- [STATED EXERCISE]: Which lines in the records below contain the word "cuenta"? Copy each one out.

Extracted data entries:
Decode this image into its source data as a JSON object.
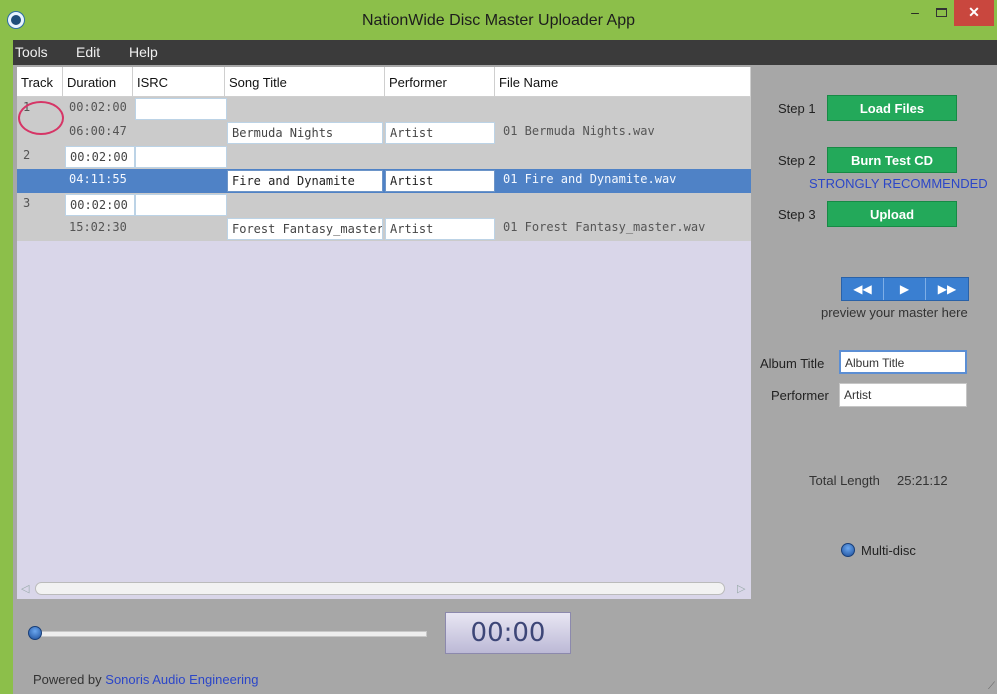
{
  "window": {
    "title": "NationWide Disc Master Uploader App",
    "minimize": "–",
    "close": "✕"
  },
  "menu": [
    "Tools",
    "Edit",
    "Help"
  ],
  "table": {
    "columns": [
      "Track",
      "Duration",
      "ISRC",
      "Song Title",
      "Performer",
      "File Name"
    ],
    "rows": [
      {
        "track": "1",
        "duration": "00:02:00",
        "isrc": "",
        "title": "",
        "performer": "",
        "file": "",
        "kind": "pregap"
      },
      {
        "track": "",
        "duration": "06:00:47",
        "isrc": "",
        "title": "Bermuda Nights",
        "performer": "Artist",
        "file": "01 Bermuda Nights.wav",
        "kind": "song"
      },
      {
        "track": "2",
        "duration": "00:02:00",
        "isrc": "",
        "title": "",
        "performer": "",
        "file": "",
        "kind": "pregap"
      },
      {
        "track": "",
        "duration": "04:11:55",
        "isrc": "",
        "title": "Fire and Dynamite",
        "performer": "Artist",
        "file": "01 Fire and Dynamite.wav",
        "kind": "song",
        "selected": true
      },
      {
        "track": "3",
        "duration": "00:02:00",
        "isrc": "",
        "title": "",
        "performer": "",
        "file": "",
        "kind": "pregap"
      },
      {
        "track": "",
        "duration": "15:02:30",
        "isrc": "",
        "title": "Forest Fantasy_master",
        "performer": "Artist",
        "file": "01 Forest Fantasy_master.wav",
        "kind": "song"
      }
    ]
  },
  "steps": [
    {
      "label": "Step 1",
      "button": "Load Files"
    },
    {
      "label": "Step 2",
      "button": "Burn Test CD",
      "note": "STRONGLY RECOMMENDED"
    },
    {
      "label": "Step 3",
      "button": "Upload"
    }
  ],
  "player": {
    "rewind": "◀◀",
    "play": "▶",
    "forward": "▶▶",
    "caption": "preview your master here",
    "time": "00:00"
  },
  "album": {
    "title_label": "Album Title",
    "title_value": "Album Title",
    "performer_label": "Performer",
    "performer_value": "Artist"
  },
  "total": {
    "label": "Total Length",
    "value": "25:21:12"
  },
  "multidisc": {
    "label": "Multi-disc"
  },
  "footer": {
    "prefix": "Powered by",
    "link": "Sonoris Audio Engineering"
  },
  "colors": {
    "accent_green": "#23a95a",
    "selection": "#4f82c6",
    "link_blue": "#2b46c8"
  }
}
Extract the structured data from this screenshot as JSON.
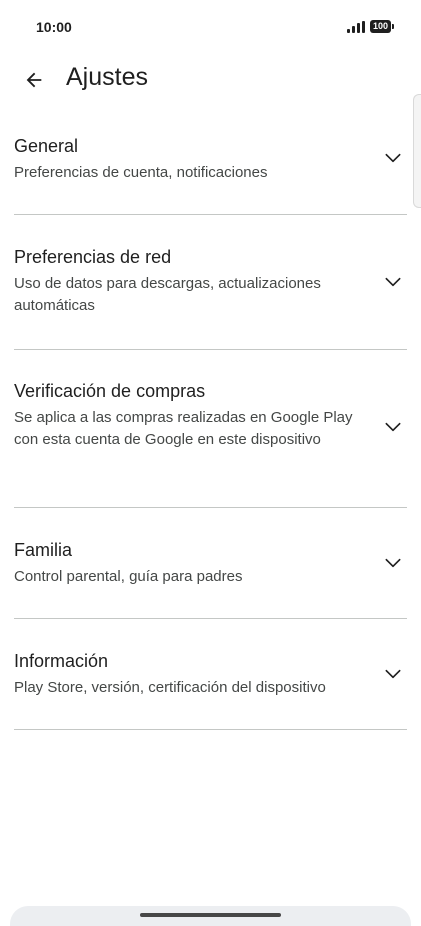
{
  "status_bar": {
    "time": "10:00",
    "battery": "100",
    "signal_icon": "signal-bars-icon"
  },
  "header": {
    "back_icon": "arrow-back-icon",
    "title": "Ajustes"
  },
  "settings": [
    {
      "title": "General",
      "subtitle": "Preferencias de cuenta, notificaciones",
      "icon": "chevron-down-icon"
    },
    {
      "title": "Preferencias de red",
      "subtitle": "Uso de datos para descargas, actualizaciones automáticas",
      "icon": "chevron-down-icon"
    },
    {
      "title": "Verificación de compras",
      "subtitle": "Se aplica a las compras realizadas en Google Play con esta cuenta de Google en este dispositivo",
      "icon": "chevron-down-icon"
    },
    {
      "title": "Familia",
      "subtitle": "Control parental, guía para padres",
      "icon": "chevron-down-icon"
    },
    {
      "title": "Información",
      "subtitle": "Play Store, versión, certificación del dispositivo",
      "icon": "chevron-down-icon"
    }
  ],
  "colors": {
    "text_primary": "#1f1f1f",
    "text_secondary": "#444746",
    "divider": "#c4c7c5",
    "background": "#ffffff"
  }
}
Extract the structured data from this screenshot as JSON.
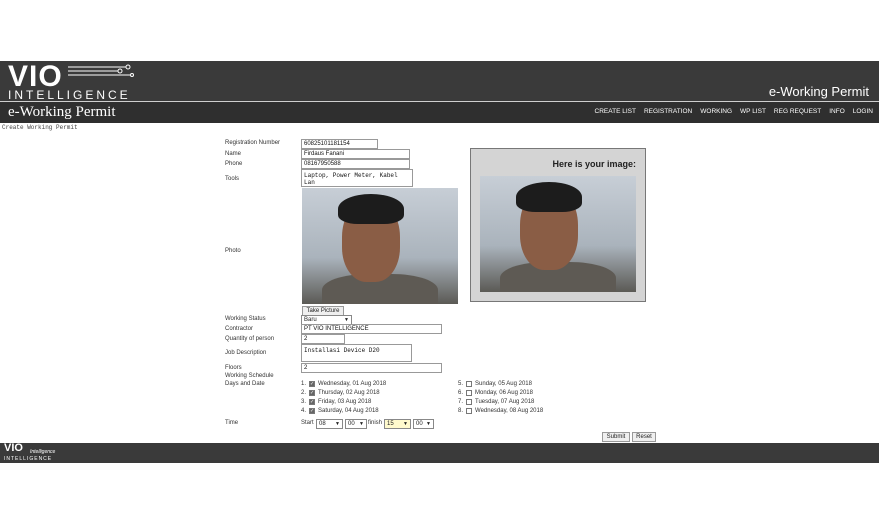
{
  "header": {
    "logo_main": "VIO",
    "logo_sub": "INTELLIGENCE",
    "app_title": "e-Working Permit",
    "app_title_left": "e-Working Permit",
    "nav": [
      "CREATE LIST",
      "REGISTRATION",
      "WORKING",
      "WP LIST",
      "REG REQUEST",
      "INFO",
      "LOGIN"
    ]
  },
  "breadcrumb": "Create Working Permit",
  "form": {
    "labels": {
      "reg": "Registration Number",
      "name": "Name",
      "phone": "Phone",
      "tools": "Tools",
      "photo": "Photo",
      "status": "Working Status",
      "contractor": "Contractor",
      "qty": "Quantity of person",
      "job": "Job Description",
      "floors": "Floors",
      "schedule": "Working Schedule",
      "days": "Days and Date",
      "time": "Time"
    },
    "values": {
      "reg": "60825101181154",
      "name": "Firdaus Fanani",
      "phone": "08167950588",
      "tools": "Laptop, Power Meter, Kabel Lan",
      "status": "Baru",
      "contractor": "PT VIO INTELLIGENCE",
      "qty": "2",
      "job": "Installasi Device D20",
      "floors": "2"
    },
    "take_picture": "Take Picture",
    "days": [
      {
        "num": "1.",
        "label": "Wednesday, 01 Aug 2018",
        "checked": true
      },
      {
        "num": "2.",
        "label": "Thursday, 02 Aug 2018",
        "checked": true
      },
      {
        "num": "3.",
        "label": "Friday, 03 Aug 2018",
        "checked": true
      },
      {
        "num": "4.",
        "label": "Saturday, 04 Aug 2018",
        "checked": true
      },
      {
        "num": "5.",
        "label": "Sunday, 05 Aug 2018",
        "checked": false
      },
      {
        "num": "6.",
        "label": "Monday, 06 Aug 2018",
        "checked": false
      },
      {
        "num": "7.",
        "label": "Tuesday, 07 Aug 2018",
        "checked": false
      },
      {
        "num": "8.",
        "label": "Wednesday, 08 Aug 2018",
        "checked": false
      }
    ],
    "time": {
      "start_label": "Start",
      "start_hour": "08",
      "start_min": "00",
      "finish_label": "finish",
      "finish_hour": "15",
      "finish_min": "00"
    },
    "submit": "Submit",
    "reset": "Reset"
  },
  "preview": {
    "title": "Here is your image:"
  },
  "footer": {
    "logo_main": "VIO",
    "logo_tag": "Intelligence",
    "logo_sub": "INTELLIGENCE"
  },
  "colors": {
    "header_bg": "#3a3a3a",
    "nav_bg": "#2f2f2f",
    "preview_bg": "#d4d4d4",
    "highlight_select": "#fffacd"
  }
}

- [THE SOLUTION]:
      "subtitle": "Preferencias de cuenta, notificaciones",
      "subtitle": "Se aplica a las compras realizadas en Google Play con esta cuenta de Google en este dispositivo",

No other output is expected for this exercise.